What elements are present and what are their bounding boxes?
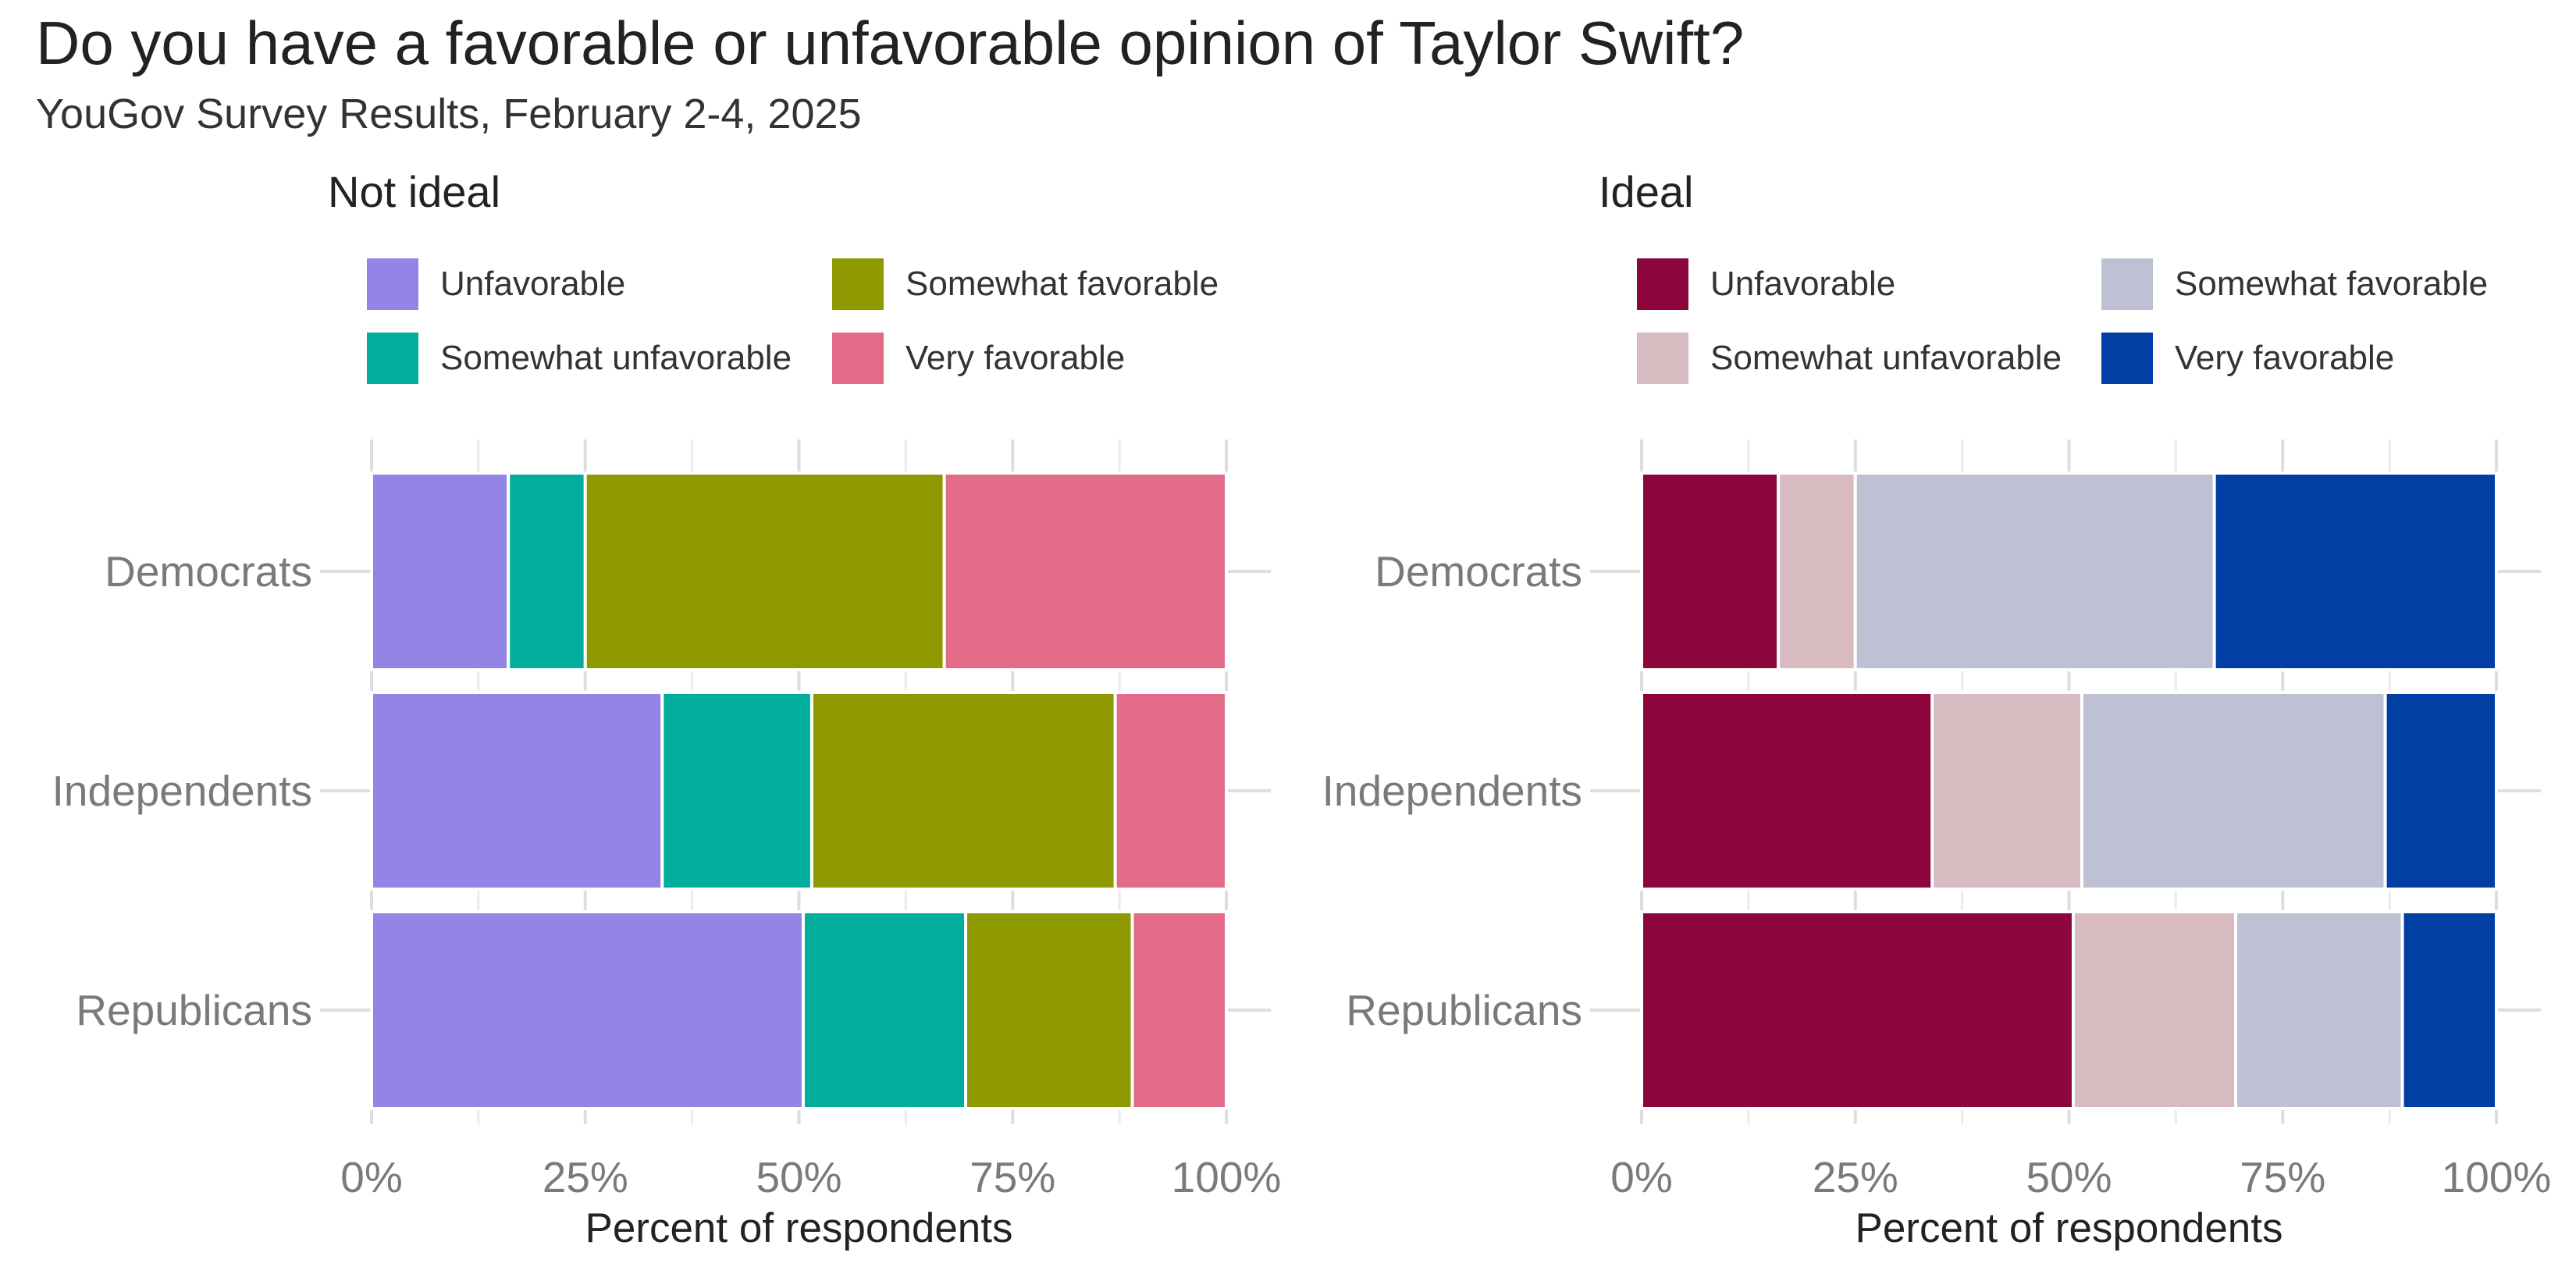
bar-segment-republicans-very-favorable bbox=[1130, 910, 1229, 1110]
legend-item-unfavorable: Unfavorable bbox=[367, 258, 625, 310]
legend-label: Very favorable bbox=[906, 339, 1126, 377]
x-tick-label: 100% bbox=[1172, 1153, 1282, 1201]
x-tick-label: 100% bbox=[2442, 1153, 2552, 1201]
legend-swatch bbox=[1637, 258, 1688, 310]
x-tick-label: 75% bbox=[2240, 1153, 2325, 1201]
x-tick-label: 50% bbox=[756, 1153, 841, 1201]
legend-label: Unfavorable bbox=[440, 265, 626, 303]
x-tick-label: 0% bbox=[340, 1153, 403, 1201]
category-label: Independents bbox=[52, 767, 312, 815]
legend-item-somewhat-unfavorable: Somewhat unfavorable bbox=[367, 333, 792, 384]
category-label: Republicans bbox=[1346, 986, 1582, 1034]
bar-segment-republicans-somewhat-favorable bbox=[2234, 910, 2404, 1110]
bar-segment-republicans-somewhat-favorable bbox=[964, 910, 1134, 1110]
legend-label: Somewhat unfavorable bbox=[1710, 339, 2062, 377]
x-tick-label: 75% bbox=[970, 1153, 1055, 1201]
legend-swatch bbox=[2101, 333, 2153, 384]
legend-swatch bbox=[1637, 333, 1688, 384]
bar-segment-democrats-unfavorable bbox=[1640, 471, 1781, 671]
bar-segment-democrats-very-favorable bbox=[942, 471, 1229, 671]
legend-swatch bbox=[832, 258, 884, 310]
legend-swatch bbox=[367, 258, 418, 310]
bar-segment-democrats-unfavorable bbox=[370, 471, 511, 671]
bar-segment-republicans-somewhat-unfavorable bbox=[801, 910, 968, 1110]
bar-segment-republicans-somewhat-unfavorable bbox=[2071, 910, 2238, 1110]
legend-swatch bbox=[367, 333, 418, 384]
legend-item-somewhat-favorable: Somewhat favorable bbox=[2101, 258, 2488, 310]
category-label: Democrats bbox=[105, 547, 312, 596]
bar-segment-independents-unfavorable bbox=[370, 691, 664, 891]
category-label: Democrats bbox=[1375, 547, 1582, 596]
bar-segment-democrats-somewhat-unfavorable bbox=[507, 471, 587, 671]
bar-segment-republicans-unfavorable bbox=[370, 910, 805, 1110]
legend-label: Very favorable bbox=[2175, 339, 2395, 377]
bar-segment-democrats-somewhat-unfavorable bbox=[1777, 471, 1857, 671]
bar-segment-independents-somewhat-favorable bbox=[809, 691, 1117, 891]
legend-swatch bbox=[2101, 258, 2153, 310]
bar-segment-independents-somewhat-unfavorable bbox=[1930, 691, 2083, 891]
category-label: Independents bbox=[1322, 767, 1582, 815]
x-tick-label: 50% bbox=[2026, 1153, 2112, 1201]
legend-swatch bbox=[832, 333, 884, 384]
x-tick-label: 25% bbox=[1813, 1153, 1898, 1201]
panel-title-ideal: Ideal bbox=[1599, 167, 1694, 216]
x-axis-title: Percent of respondents bbox=[1855, 1205, 2282, 1251]
bar-segment-republicans-very-favorable bbox=[2400, 910, 2499, 1110]
x-tick-label: 25% bbox=[543, 1153, 628, 1201]
legend-item-very-favorable: Very favorable bbox=[832, 333, 1125, 384]
bar-segment-democrats-somewhat-favorable bbox=[1853, 471, 2216, 671]
chart-title: Do you have a favorable or unfavorable o… bbox=[36, 9, 1745, 77]
x-tick-label: 0% bbox=[1610, 1153, 1673, 1201]
chart-subtitle: YouGov Survey Results, February 2-4, 202… bbox=[36, 91, 862, 137]
legend-label: Somewhat favorable bbox=[2175, 265, 2489, 303]
bar-segment-democrats-somewhat-favorable bbox=[583, 471, 946, 671]
legend-item-somewhat-unfavorable: Somewhat unfavorable bbox=[1637, 333, 2062, 384]
bar-segment-republicans-unfavorable bbox=[1640, 910, 2075, 1110]
legend-label: Somewhat unfavorable bbox=[440, 339, 792, 377]
bar-segment-democrats-very-favorable bbox=[2212, 471, 2498, 671]
legend-label: Somewhat favorable bbox=[906, 265, 1219, 303]
panel-title-not-ideal: Not ideal bbox=[328, 167, 501, 216]
legend-item-unfavorable: Unfavorable bbox=[1637, 258, 1895, 310]
bar-segment-independents-very-favorable bbox=[1113, 691, 1229, 891]
category-label: Republicans bbox=[76, 986, 312, 1034]
legend-item-very-favorable: Very favorable bbox=[2101, 333, 2394, 384]
bar-segment-independents-very-favorable bbox=[2383, 691, 2498, 891]
x-axis-title: Percent of respondents bbox=[585, 1205, 1012, 1251]
legend-item-somewhat-favorable: Somewhat favorable bbox=[832, 258, 1219, 310]
bar-segment-independents-unfavorable bbox=[1640, 691, 1934, 891]
bar-segment-independents-somewhat-unfavorable bbox=[660, 691, 813, 891]
bar-segment-independents-somewhat-favorable bbox=[2080, 691, 2387, 891]
legend-label: Unfavorable bbox=[1710, 265, 1896, 303]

——

EXERCISE TASK -
Could you set out all the lines above as a numbered list, skipping blank lines and leaving the pictures out?

THE RESPONSE -
1. What elements are present and what are their bounding boxes?
2. bar-segment-republicans-very-favorable bbox=[1130, 910, 1229, 1110]
3. legend-item-unfavorable: Unfavorable bbox=[367, 258, 625, 310]
4. legend-label: Very favorable bbox=[906, 339, 1126, 377]
5. x-tick-label: 100% bbox=[1172, 1153, 1282, 1201]
6. x-tick-label: 100% bbox=[2442, 1153, 2552, 1201]
7. legend-swatch bbox=[1637, 258, 1688, 310]
8. x-tick-label: 75% bbox=[2240, 1153, 2325, 1201]
9. x-tick-label: 50% bbox=[756, 1153, 841, 1201]
10. legend-label: Unfavorable bbox=[440, 265, 626, 303]
11. x-tick-label: 0% bbox=[340, 1153, 403, 1201]
12. category-label: Independents bbox=[52, 767, 312, 815]
13. legend-item-somewhat-unfavorable: Somewhat unfavorable bbox=[367, 333, 792, 384]
14. category-label: Republicans bbox=[1346, 986, 1582, 1034]
15. bar-segment-republicans-somewhat-favorable bbox=[2234, 910, 2404, 1110]
16. bar-segment-republicans-somewhat-favorable bbox=[964, 910, 1134, 1110]
17. legend-label: Somewhat unfavorable bbox=[1710, 339, 2062, 377]
18. x-tick-label: 75% bbox=[970, 1153, 1055, 1201]
19. legend-swatch bbox=[2101, 333, 2153, 384]
20. legend-swatch bbox=[1637, 333, 1688, 384]
21. bar-segment-democrats-unfavorable bbox=[1640, 471, 1781, 671]
22. bar-segment-democrats-very-favorable bbox=[942, 471, 1229, 671]
23. legend-swatch bbox=[832, 258, 884, 310]
24. legend-swatch bbox=[367, 258, 418, 310]
25. bar-segment-democrats-unfavorable bbox=[370, 471, 511, 671]
26. bar-segment-republicans-somewhat-unfavorable bbox=[801, 910, 968, 1110]
27. bar-segment-republicans-somewhat-unfavorable bbox=[2071, 910, 2238, 1110]
28. legend-swatch bbox=[367, 333, 418, 384]
29. legend-item-somewhat-favorable: Somewhat favorable bbox=[2101, 258, 2488, 310]
30. category-label: Democrats bbox=[105, 547, 312, 596]
31. bar-segment-independents-unfavorable bbox=[370, 691, 664, 891]
32. category-label: Democrats bbox=[1375, 547, 1582, 596]
33. bar-segment-democrats-somewhat-unfavorable bbox=[507, 471, 587, 671]
34. bar-segment-republicans-unfavorable bbox=[370, 910, 805, 1110]
35. legend-label: Very favorable bbox=[2175, 339, 2395, 377]
36. bar-segment-democrats-somewhat-unfavorable bbox=[1777, 471, 1857, 671]
37. bar-segment-independents-somewhat-favorable bbox=[809, 691, 1117, 891]
38. legend-swatch bbox=[2101, 258, 2153, 310]
39. bar-segment-independents-somewhat-unfavorable bbox=[1930, 691, 2083, 891]
40. category-label: Independents bbox=[1322, 767, 1582, 815]
41. x-tick-label: 50% bbox=[2026, 1153, 2112, 1201]
42. legend-swatch bbox=[832, 333, 884, 384]
43. x-tick-label: 25% bbox=[1813, 1153, 1898, 1201]
44. panel-title-ideal: Ideal bbox=[1599, 167, 1694, 216]
45. x-axis-title: Percent of respondents bbox=[1855, 1205, 2282, 1251]
46. bar-segment-republicans-very-favorable bbox=[2400, 910, 2499, 1110]
47. x-tick-label: 25% bbox=[543, 1153, 628, 1201]
48. legend-item-very-favorable: Very favorable bbox=[832, 333, 1125, 384]
49. bar-segment-democrats-somewhat-favorable bbox=[1853, 471, 2216, 671]
50. chart-title: Do you have a favorable or unfavorable o… bbox=[36, 9, 1745, 77]
51. x-tick-label: 0% bbox=[1610, 1153, 1673, 1201]
52. chart-subtitle: YouGov Survey Results, February 2-4, 202… bbox=[36, 91, 862, 137]
53. legend-label: Somewhat favorable bbox=[2175, 265, 2489, 303]
54. bar-segment-democrats-somewhat-favorable bbox=[583, 471, 946, 671]
55. legend-item-somewhat-unfavorable: Somewhat unfavorable bbox=[1637, 333, 2062, 384]
56. bar-segment-republicans-unfavorable bbox=[1640, 910, 2075, 1110]
57. legend-label: Somewhat unfavorable bbox=[440, 339, 792, 377]
58. bar-segment-democrats-very-favorable bbox=[2212, 471, 2498, 671]
59. legend-label: Somewhat favorable bbox=[906, 265, 1219, 303]
60. panel-title-not-ideal: Not ideal bbox=[328, 167, 501, 216]
61. legend-item-unfavorable: Unfavorable bbox=[1637, 258, 1895, 310]
62. bar-segment-independents-very-favorable bbox=[1113, 691, 1229, 891]
63. category-label: Republicans bbox=[76, 986, 312, 1034]
64. legend-item-very-favorable: Very favorable bbox=[2101, 333, 2394, 384]
65. bar-segment-independents-very-favorable bbox=[2383, 691, 2498, 891]
66. x-axis-title: Percent of respondents bbox=[585, 1205, 1012, 1251]
67. legend-item-somewhat-favorable: Somewhat favorable bbox=[832, 258, 1219, 310]
68. bar-segment-independents-unfavorable bbox=[1640, 691, 1934, 891]
69. bar-segment-independents-somewhat-unfavorable bbox=[660, 691, 813, 891]
70. bar-segment-independents-somewhat-favorable bbox=[2080, 691, 2387, 891]
71. legend-label: Unfavorable bbox=[1710, 265, 1896, 303]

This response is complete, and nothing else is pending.